> _PROBLEM DESCRIPTION_: Copy out, exactly as they are, the lines in the records that run from the line containing "online-auction-illustration: ONLINE AUCTION" through the line containing "arrow-chevrons-icon [154, 127, 218, 155]", both included.

> _INFORMATION GIVEN_:
== == ==
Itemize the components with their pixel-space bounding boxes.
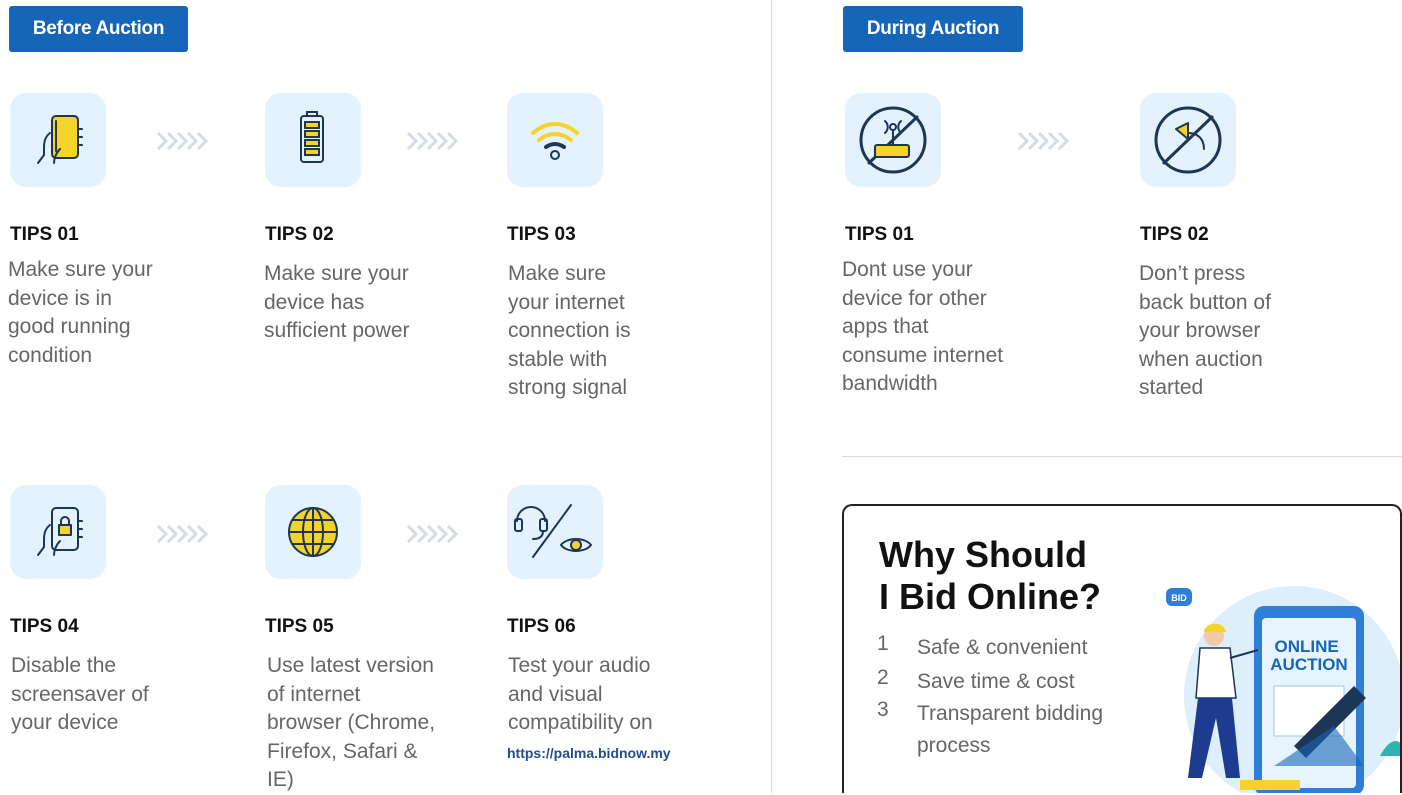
online-auction-illustration: ONLINE AUCTION BID [1144, 566, 1400, 793]
list-label: Safe & convenient [917, 636, 1088, 659]
tip-title: TIPS 02 [265, 224, 334, 245]
list-number: 1 [877, 632, 889, 655]
arrow-chevrons-icon [154, 127, 218, 155]
globe-icon [265, 485, 361, 579]
wifi-icon [507, 93, 603, 187]
illustration-bubble-text: BID [1171, 593, 1187, 603]
phone-lock-icon [10, 485, 106, 579]
audio-visual-test-link[interactable]: https://palma.bidnow.my [507, 745, 671, 761]
list-number: 3 [877, 698, 889, 721]
battery-icon [265, 93, 361, 187]
during-auction-heading: During Auction [843, 6, 1023, 52]
tip-text: Test your audio and visual compatibility… [508, 654, 653, 734]
phone-hand-icon [10, 93, 106, 187]
during-divider [842, 456, 1402, 457]
tip-title: TIPS 02 [1140, 224, 1209, 245]
arrow-chevrons-icon [404, 520, 468, 548]
tip-title: TIPS 06 [507, 616, 576, 637]
tip-title: TIPS 03 [507, 224, 576, 245]
list-label: Save time & cost [917, 670, 1075, 693]
illustration-screen-text: ONLINE AUCTION [1270, 637, 1347, 674]
no-router-icon [845, 93, 941, 187]
tip-text: Make sure your device has sufficient pow… [264, 262, 410, 342]
tip-text: Don’t press back button of your browser … [1139, 262, 1271, 399]
tip-title: TIPS 04 [10, 616, 79, 637]
why-title: Why Should I Bid Online? [879, 534, 1101, 617]
tip-text: Disable the screensaver of your device [11, 654, 149, 734]
list-number: 2 [877, 666, 889, 689]
tip-title: TIPS 01 [10, 224, 79, 245]
tip-title: TIPS 01 [845, 224, 914, 245]
illustration-screen-text-line2: AUCTION [1270, 655, 1347, 674]
why-bid-online-card: Why Should I Bid Online? 1 Safe & conven… [842, 504, 1402, 793]
arrow-chevrons-icon [154, 520, 218, 548]
arrow-chevrons-icon [404, 127, 468, 155]
headset-eye-icon [507, 485, 603, 579]
arrow-chevrons-icon [1015, 127, 1079, 155]
no-back-icon [1140, 93, 1236, 187]
tip-text: Dont use your device for other apps that… [842, 258, 1004, 395]
tip-text: Make sure your internet connection is st… [508, 262, 631, 399]
section-divider [771, 0, 772, 793]
tip-title: TIPS 05 [265, 616, 334, 637]
tip-text: Make sure your device is in good running… [8, 258, 153, 367]
before-auction-heading: Before Auction [9, 6, 188, 52]
list-label: Transparent bidding process [917, 702, 1104, 757]
tip-text: Use latest version of internet browser (… [267, 654, 436, 791]
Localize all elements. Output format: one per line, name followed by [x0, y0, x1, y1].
== == ==
> _FINISHED ANSWER_:
online-auction-illustration: ONLINE AUCTION BID [1144, 566, 1400, 793]
list-label: Safe & convenient [917, 636, 1088, 659]
tip-title: TIPS 02 [265, 224, 334, 245]
list-number: 1 [877, 632, 889, 655]
arrow-chevrons-icon [154, 127, 218, 155]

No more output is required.